▸ **Task directions**:
Return each line from the records below that includes the word "legend".

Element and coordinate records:

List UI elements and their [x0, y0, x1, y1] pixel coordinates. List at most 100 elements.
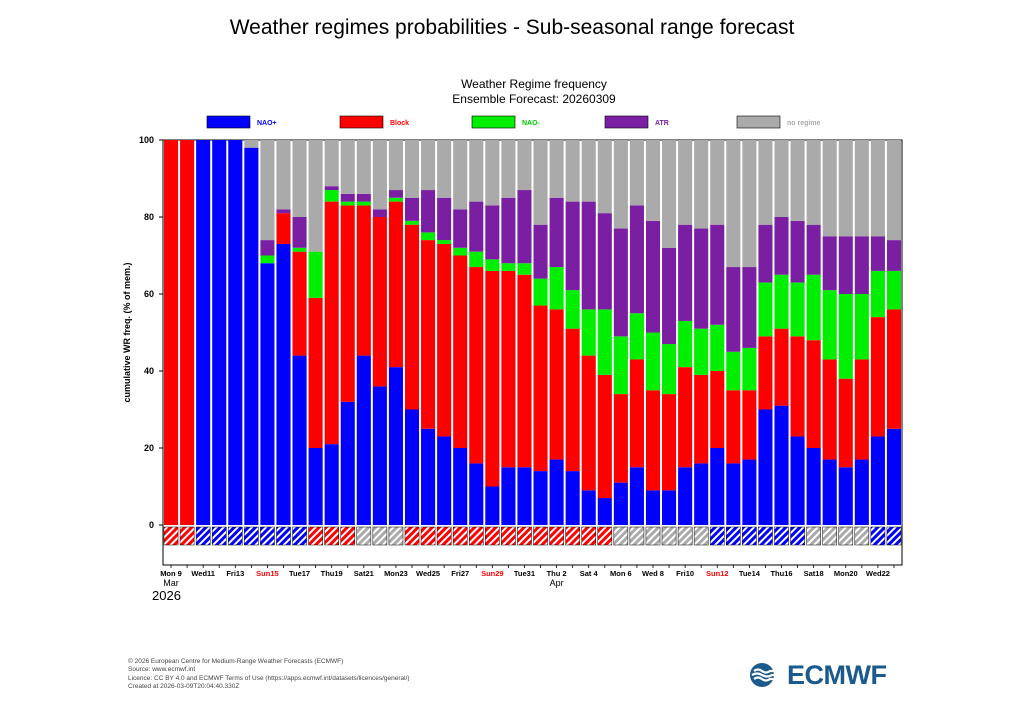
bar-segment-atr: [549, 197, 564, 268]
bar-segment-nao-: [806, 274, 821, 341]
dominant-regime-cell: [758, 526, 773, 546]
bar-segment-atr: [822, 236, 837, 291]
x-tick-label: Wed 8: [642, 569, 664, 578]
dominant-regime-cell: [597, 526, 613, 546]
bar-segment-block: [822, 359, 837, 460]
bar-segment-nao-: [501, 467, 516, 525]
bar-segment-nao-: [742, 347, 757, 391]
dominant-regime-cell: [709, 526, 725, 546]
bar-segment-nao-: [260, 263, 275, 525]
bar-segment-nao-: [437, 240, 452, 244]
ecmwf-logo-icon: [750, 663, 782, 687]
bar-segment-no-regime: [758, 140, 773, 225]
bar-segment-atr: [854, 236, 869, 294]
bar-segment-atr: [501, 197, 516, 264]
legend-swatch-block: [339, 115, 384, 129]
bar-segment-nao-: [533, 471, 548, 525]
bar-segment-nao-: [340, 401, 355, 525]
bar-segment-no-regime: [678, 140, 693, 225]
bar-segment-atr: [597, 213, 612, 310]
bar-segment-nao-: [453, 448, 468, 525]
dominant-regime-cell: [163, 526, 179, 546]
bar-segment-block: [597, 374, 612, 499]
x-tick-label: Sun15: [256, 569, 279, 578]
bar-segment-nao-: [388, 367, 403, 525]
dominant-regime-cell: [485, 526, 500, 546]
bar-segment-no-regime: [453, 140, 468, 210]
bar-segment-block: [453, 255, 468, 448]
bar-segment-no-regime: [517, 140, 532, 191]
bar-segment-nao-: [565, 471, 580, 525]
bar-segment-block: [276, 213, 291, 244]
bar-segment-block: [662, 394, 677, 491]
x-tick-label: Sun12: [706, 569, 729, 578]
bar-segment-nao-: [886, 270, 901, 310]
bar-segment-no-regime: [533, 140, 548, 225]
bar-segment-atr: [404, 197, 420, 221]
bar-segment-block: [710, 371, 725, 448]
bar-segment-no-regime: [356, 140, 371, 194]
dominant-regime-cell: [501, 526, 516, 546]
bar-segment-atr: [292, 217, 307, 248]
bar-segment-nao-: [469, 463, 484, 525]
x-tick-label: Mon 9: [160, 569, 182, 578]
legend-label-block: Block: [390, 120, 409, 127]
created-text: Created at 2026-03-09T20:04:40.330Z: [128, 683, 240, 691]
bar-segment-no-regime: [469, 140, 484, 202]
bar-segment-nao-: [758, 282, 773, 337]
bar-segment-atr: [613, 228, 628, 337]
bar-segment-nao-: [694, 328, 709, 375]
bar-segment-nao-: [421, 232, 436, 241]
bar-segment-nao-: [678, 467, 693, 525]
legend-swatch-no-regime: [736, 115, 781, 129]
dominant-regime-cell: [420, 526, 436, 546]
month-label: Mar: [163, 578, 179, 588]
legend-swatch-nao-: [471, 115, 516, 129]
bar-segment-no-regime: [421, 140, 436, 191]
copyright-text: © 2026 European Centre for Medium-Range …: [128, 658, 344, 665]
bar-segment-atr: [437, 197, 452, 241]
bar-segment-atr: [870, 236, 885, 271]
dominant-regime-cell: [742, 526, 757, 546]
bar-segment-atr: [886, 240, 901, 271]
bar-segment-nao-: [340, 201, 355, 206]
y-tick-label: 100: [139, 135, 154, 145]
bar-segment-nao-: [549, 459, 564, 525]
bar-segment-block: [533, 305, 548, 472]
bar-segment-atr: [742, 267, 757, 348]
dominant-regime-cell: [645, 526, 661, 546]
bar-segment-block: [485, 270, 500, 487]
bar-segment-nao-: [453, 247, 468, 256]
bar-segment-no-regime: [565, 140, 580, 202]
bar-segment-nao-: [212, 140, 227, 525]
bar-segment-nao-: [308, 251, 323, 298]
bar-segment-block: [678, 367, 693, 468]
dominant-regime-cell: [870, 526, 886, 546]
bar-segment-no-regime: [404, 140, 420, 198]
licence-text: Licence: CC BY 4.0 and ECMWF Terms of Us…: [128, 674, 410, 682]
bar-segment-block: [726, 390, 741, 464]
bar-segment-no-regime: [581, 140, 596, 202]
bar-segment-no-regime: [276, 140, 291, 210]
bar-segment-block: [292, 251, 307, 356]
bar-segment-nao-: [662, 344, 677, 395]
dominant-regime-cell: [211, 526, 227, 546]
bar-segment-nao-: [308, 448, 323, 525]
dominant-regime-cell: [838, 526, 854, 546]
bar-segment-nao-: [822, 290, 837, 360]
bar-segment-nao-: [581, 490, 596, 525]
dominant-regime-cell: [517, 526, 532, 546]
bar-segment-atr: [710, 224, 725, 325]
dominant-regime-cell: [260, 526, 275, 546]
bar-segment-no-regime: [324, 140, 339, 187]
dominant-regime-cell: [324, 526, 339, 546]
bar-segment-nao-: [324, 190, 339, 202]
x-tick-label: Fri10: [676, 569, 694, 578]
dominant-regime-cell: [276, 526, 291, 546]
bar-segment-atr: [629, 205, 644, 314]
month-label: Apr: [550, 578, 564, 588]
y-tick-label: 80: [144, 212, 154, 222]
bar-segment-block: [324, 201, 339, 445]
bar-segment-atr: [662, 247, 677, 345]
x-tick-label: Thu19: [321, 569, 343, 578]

▸ **Completed exercise**:
legend-swatch-block: [339, 115, 384, 129]
legend-label-block: Block: [390, 120, 409, 127]
legend-swatch-no-regime: [736, 115, 781, 129]
legend-swatch-nao-: [471, 115, 516, 129]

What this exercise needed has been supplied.